WHAT YOU HAVE TO DO: Your task is to reproduce the material exactly.

□ □ □ □ □ □ □

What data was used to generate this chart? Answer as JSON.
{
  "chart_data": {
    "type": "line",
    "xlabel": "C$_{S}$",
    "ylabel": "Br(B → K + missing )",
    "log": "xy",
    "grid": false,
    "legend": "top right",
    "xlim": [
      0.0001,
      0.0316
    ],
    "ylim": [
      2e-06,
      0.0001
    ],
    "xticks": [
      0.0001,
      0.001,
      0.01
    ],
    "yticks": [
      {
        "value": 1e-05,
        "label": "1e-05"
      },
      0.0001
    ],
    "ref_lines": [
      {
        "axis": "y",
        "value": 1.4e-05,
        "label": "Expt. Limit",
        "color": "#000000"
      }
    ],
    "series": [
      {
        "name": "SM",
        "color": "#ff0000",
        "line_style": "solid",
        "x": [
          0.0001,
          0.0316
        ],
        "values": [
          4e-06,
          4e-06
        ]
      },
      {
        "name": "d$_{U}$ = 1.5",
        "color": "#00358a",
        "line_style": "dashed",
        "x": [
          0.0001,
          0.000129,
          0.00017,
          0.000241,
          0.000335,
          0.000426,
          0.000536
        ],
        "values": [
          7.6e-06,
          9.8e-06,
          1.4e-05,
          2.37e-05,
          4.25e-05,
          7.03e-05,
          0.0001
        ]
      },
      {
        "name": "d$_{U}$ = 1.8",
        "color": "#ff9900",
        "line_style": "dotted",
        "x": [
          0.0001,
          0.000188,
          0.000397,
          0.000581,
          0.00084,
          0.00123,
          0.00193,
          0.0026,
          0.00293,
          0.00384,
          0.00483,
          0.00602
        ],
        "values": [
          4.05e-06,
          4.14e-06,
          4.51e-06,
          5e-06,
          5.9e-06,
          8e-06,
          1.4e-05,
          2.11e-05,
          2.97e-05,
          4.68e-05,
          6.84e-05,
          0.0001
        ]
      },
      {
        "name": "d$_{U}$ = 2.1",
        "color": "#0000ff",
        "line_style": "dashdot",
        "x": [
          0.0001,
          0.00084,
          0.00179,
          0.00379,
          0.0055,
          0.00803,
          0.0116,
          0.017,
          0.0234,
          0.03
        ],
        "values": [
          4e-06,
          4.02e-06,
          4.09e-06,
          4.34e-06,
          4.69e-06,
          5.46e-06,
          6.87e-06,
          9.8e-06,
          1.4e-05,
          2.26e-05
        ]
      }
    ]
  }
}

□ □ □ □ □ □ □

WORKED ANSWER:
What data was used to generate this chart? Answer as JSON.
{
  "chart_data": {
    "type": "line",
    "xlabel": "C$_{S}$",
    "ylabel": "Br(B → K + missing )",
    "log": "xy",
    "grid": false,
    "legend": "top right",
    "xlim": [
      0.0001,
      0.0316
    ],
    "ylim": [
      2e-06,
      0.0001
    ],
    "xticks": [
      0.0001,
      0.001,
      0.01
    ],
    "yticks": [
      {
        "value": 1e-05,
        "label": "1e-05"
      },
      0.0001
    ],
    "ref_lines": [
      {
        "axis": "y",
        "value": 1.4e-05,
        "label": "Expt. Limit",
        "color": "#000000"
      }
    ],
    "series": [
      {
        "name": "SM",
        "color": "#ff0000",
        "line_style": "solid",
        "x": [
          0.0001,
          0.0316
        ],
        "values": [
          4e-06,
          4e-06
        ]
      },
      {
        "name": "d$_{U}$ = 1.5",
        "color": "#00358a",
        "line_style": "dashed",
        "x": [
          0.0001,
          0.000129,
          0.00017,
          0.000241,
          0.000335,
          0.000426,
          0.000536
        ],
        "values": [
          7.6e-06,
          9.8e-06,
          1.4e-05,
          2.37e-05,
          4.25e-05,
          7.03e-05,
          0.0001
        ]
      },
      {
        "name": "d$_{U}$ = 1.8",
        "color": "#ff9900",
        "line_style": "dotted",
        "x": [
          0.0001,
          0.000188,
          0.000397,
          0.000581,
          0.00084,
          0.00123,
          0.00193,
          0.0026,
          0.00293,
          0.00384,
          0.00483,
          0.00602
        ],
        "values": [
          4.05e-06,
          4.14e-06,
          4.51e-06,
          5e-06,
          5.9e-06,
          8e-06,
          1.4e-05,
          2.11e-05,
          2.97e-05,
          4.68e-05,
          6.84e-05,
          0.0001
        ]
      },
      {
        "name": "d$_{U}$ = 2.1",
        "color": "#0000ff",
        "line_style": "dashdot",
        "x": [
          0.0001,
          0.00084,
          0.00179,
          0.00379,
          0.0055,
          0.00803,
          0.0116,
          0.017,
          0.0234,
          0.03
        ],
        "values": [
          4e-06,
          4.02e-06,
          4.09e-06,
          4.34e-06,
          4.69e-06,
          5.46e-06,
          6.87e-06,
          9.8e-06,
          1.4e-05,
          2.26e-05
        ]
      }
    ]
  }
}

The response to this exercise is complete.